--- Task to carry out ---
Using the material below, work out how many lines contain the word "xlabel". Reply with the number and nothing more.

==== Data to use

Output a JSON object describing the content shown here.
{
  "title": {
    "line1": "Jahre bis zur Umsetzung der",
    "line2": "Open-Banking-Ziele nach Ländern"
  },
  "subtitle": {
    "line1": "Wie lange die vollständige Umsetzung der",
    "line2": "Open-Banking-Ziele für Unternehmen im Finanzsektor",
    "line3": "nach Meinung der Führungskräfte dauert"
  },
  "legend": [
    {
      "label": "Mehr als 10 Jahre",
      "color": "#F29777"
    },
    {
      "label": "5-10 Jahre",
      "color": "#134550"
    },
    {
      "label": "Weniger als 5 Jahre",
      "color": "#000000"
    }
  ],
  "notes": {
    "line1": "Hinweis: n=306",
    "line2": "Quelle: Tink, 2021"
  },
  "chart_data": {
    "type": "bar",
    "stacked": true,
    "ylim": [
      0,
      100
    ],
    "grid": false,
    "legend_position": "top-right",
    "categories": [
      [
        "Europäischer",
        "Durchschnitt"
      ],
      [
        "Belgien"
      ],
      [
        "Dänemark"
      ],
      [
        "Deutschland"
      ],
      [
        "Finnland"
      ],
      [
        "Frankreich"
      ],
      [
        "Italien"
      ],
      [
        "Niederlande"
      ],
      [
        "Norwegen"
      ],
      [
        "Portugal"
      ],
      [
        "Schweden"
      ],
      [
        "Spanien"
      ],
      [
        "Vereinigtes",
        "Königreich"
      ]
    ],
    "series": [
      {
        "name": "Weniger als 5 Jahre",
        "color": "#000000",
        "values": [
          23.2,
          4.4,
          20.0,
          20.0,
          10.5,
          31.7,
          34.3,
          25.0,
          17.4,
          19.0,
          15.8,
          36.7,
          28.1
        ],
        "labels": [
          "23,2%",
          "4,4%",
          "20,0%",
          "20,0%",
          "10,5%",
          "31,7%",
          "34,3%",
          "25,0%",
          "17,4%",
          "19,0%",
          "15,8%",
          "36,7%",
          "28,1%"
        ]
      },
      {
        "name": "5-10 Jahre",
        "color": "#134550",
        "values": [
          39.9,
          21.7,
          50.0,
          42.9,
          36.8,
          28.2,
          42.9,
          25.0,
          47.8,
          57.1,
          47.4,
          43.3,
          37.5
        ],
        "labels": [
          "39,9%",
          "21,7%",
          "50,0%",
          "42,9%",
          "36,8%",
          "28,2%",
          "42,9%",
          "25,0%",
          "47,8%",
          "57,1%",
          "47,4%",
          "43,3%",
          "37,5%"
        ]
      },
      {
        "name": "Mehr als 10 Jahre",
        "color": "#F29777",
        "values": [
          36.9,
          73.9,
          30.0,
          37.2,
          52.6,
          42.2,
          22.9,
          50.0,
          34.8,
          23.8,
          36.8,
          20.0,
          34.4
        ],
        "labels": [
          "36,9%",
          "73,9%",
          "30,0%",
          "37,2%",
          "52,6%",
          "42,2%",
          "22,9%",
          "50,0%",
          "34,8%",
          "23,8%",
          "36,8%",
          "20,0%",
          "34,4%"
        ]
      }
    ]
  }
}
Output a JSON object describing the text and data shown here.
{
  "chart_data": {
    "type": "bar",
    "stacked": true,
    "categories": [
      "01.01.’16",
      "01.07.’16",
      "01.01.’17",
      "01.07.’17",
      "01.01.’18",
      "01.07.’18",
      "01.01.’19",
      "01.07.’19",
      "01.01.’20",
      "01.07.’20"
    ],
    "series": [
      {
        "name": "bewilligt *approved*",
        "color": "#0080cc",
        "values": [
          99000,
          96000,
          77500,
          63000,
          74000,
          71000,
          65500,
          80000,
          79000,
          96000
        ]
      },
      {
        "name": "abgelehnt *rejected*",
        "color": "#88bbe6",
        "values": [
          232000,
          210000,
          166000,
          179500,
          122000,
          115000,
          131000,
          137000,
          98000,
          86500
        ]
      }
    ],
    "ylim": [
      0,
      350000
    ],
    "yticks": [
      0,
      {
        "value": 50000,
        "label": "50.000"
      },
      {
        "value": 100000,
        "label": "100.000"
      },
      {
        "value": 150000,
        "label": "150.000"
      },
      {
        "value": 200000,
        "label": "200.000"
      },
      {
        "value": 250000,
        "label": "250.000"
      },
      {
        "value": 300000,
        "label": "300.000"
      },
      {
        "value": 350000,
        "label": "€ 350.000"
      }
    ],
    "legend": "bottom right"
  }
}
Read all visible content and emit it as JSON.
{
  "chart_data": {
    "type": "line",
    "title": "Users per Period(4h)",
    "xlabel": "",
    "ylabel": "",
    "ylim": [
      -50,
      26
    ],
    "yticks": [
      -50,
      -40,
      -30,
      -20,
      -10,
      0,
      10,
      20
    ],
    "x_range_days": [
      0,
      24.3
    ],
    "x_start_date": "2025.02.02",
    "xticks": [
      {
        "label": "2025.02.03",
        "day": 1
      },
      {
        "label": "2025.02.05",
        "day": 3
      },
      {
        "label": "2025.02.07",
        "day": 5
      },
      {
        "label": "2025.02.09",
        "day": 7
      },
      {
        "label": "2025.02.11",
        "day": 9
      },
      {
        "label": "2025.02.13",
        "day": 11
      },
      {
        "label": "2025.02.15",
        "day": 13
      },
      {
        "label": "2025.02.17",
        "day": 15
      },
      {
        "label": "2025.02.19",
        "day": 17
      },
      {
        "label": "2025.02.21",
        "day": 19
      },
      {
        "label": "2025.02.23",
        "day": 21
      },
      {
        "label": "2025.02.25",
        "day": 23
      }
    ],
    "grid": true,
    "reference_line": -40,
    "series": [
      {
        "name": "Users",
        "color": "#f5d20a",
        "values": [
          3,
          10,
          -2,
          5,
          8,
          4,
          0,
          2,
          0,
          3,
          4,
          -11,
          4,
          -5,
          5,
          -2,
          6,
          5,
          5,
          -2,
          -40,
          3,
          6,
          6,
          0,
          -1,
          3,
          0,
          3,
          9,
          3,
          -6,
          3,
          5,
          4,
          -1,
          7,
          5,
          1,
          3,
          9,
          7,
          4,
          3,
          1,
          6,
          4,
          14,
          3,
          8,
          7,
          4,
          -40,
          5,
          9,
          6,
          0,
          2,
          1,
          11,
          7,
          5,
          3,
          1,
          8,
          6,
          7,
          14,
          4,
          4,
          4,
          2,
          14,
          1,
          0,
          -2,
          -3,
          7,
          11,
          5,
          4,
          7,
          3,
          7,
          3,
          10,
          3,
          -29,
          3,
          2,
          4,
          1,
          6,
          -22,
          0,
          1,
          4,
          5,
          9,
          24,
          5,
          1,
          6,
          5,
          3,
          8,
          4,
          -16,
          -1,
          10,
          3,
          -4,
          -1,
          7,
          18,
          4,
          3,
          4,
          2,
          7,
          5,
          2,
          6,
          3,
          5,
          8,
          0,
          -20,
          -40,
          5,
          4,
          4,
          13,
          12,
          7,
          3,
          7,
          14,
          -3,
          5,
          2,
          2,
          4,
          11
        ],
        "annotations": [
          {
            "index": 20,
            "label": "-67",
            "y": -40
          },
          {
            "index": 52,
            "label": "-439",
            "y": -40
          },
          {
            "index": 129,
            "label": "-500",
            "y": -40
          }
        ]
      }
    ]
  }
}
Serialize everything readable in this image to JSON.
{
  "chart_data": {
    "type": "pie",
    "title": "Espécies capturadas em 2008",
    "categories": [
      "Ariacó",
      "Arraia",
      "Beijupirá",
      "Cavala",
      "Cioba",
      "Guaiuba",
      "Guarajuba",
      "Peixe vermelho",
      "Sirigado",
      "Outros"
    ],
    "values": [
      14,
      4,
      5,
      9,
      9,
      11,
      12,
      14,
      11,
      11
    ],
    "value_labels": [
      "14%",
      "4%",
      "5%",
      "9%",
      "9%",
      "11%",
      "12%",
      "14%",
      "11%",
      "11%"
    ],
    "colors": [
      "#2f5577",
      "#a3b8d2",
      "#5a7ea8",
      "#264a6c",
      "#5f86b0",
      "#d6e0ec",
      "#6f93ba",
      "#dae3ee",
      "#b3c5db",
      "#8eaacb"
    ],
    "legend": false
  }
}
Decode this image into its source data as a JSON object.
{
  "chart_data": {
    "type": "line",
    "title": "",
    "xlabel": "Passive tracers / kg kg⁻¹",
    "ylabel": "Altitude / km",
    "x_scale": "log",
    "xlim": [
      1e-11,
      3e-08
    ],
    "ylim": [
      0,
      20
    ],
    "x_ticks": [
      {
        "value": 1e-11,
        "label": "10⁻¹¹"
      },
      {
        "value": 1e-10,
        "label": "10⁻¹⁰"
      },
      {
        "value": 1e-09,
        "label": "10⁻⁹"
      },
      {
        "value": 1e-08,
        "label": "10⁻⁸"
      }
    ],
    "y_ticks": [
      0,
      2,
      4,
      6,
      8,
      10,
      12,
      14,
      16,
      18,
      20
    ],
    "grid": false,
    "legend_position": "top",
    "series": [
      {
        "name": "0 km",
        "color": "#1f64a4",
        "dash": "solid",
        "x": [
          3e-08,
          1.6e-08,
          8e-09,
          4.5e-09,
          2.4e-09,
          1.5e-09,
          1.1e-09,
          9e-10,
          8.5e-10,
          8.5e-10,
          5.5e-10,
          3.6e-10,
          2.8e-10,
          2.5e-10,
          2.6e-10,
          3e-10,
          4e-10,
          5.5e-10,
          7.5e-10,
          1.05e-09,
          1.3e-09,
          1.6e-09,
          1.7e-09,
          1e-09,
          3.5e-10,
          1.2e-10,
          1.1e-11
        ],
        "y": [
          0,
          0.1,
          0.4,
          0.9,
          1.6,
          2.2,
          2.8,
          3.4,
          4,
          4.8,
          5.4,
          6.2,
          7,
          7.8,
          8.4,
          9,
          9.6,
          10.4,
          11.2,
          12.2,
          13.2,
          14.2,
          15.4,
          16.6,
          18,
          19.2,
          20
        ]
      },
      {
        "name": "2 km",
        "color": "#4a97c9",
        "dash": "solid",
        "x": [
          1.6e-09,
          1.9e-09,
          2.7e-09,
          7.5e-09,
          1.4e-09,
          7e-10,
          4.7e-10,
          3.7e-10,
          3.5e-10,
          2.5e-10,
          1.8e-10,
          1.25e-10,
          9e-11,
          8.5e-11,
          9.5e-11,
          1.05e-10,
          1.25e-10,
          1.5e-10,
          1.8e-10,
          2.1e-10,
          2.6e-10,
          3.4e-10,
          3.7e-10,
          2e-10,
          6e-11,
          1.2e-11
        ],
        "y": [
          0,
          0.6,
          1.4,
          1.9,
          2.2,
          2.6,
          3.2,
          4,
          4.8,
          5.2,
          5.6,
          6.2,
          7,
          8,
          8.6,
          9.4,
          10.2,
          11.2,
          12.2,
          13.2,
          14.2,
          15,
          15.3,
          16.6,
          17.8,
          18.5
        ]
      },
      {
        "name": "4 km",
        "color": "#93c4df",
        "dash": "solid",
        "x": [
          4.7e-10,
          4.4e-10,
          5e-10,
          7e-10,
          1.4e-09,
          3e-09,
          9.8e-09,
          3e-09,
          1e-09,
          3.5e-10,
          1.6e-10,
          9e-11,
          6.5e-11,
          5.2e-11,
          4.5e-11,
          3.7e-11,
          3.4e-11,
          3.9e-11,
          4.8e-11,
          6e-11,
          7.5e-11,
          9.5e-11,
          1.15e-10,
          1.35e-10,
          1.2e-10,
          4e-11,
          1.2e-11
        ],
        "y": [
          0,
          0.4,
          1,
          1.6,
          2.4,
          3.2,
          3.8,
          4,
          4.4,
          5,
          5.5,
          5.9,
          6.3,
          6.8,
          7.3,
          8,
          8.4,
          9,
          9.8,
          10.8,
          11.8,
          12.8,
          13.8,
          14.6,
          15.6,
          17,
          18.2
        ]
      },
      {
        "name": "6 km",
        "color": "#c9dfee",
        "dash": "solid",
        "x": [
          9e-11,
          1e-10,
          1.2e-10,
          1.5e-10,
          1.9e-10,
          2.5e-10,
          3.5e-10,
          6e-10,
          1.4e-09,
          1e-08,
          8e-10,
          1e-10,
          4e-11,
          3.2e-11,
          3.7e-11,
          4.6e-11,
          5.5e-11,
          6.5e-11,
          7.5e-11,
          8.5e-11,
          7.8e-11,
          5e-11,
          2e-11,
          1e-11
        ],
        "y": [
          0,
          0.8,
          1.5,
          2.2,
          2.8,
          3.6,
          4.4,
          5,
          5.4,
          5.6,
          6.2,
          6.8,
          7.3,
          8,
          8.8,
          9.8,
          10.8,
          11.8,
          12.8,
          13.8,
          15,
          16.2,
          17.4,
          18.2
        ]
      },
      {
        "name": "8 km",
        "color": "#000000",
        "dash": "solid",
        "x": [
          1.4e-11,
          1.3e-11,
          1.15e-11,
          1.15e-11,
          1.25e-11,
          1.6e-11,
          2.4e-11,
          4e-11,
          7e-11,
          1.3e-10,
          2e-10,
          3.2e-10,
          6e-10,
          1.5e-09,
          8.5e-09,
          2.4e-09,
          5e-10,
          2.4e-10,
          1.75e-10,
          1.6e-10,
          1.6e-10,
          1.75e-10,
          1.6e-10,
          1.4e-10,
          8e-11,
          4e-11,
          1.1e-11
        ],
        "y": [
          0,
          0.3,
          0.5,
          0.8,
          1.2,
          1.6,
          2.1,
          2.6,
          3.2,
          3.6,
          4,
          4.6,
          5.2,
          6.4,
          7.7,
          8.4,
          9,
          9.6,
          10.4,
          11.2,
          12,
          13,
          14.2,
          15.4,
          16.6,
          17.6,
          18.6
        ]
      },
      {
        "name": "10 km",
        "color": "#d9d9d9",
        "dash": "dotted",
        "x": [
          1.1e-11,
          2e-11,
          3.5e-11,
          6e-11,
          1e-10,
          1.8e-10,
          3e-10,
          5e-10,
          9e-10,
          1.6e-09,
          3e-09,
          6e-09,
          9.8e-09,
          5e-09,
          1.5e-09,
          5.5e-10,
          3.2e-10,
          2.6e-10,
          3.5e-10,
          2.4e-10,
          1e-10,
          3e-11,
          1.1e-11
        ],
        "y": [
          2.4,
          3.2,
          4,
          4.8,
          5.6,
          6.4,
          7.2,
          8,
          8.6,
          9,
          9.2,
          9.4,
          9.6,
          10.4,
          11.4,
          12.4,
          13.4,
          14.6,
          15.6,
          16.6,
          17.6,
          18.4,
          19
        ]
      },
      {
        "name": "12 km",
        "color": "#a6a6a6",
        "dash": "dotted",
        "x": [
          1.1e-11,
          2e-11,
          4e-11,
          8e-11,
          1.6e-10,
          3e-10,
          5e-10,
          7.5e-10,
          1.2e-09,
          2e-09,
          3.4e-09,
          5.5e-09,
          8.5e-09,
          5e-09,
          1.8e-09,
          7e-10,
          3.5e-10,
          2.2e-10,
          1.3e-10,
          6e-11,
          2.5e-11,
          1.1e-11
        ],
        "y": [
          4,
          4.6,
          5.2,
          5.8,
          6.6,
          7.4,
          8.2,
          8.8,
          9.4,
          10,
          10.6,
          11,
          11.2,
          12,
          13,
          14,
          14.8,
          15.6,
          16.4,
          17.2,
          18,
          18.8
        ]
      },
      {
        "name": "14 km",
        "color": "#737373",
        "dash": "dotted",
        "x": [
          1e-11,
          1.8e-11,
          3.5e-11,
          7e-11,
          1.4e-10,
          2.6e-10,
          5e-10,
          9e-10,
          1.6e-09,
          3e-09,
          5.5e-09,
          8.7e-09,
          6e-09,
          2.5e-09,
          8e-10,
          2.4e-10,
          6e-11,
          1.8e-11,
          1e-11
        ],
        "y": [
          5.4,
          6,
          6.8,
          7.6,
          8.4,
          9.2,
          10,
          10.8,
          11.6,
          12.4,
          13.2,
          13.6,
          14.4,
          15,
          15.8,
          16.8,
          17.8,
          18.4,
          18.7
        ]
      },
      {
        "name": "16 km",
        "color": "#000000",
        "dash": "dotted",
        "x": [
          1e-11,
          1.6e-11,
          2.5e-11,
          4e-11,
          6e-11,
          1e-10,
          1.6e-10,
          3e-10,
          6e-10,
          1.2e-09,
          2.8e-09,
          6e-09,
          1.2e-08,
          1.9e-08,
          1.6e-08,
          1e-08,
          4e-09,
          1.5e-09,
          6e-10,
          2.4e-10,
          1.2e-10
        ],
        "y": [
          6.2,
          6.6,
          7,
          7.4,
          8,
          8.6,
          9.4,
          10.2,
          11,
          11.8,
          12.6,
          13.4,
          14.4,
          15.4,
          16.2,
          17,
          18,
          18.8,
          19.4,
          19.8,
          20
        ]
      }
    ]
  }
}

========

--- Answer to this exercise ---
2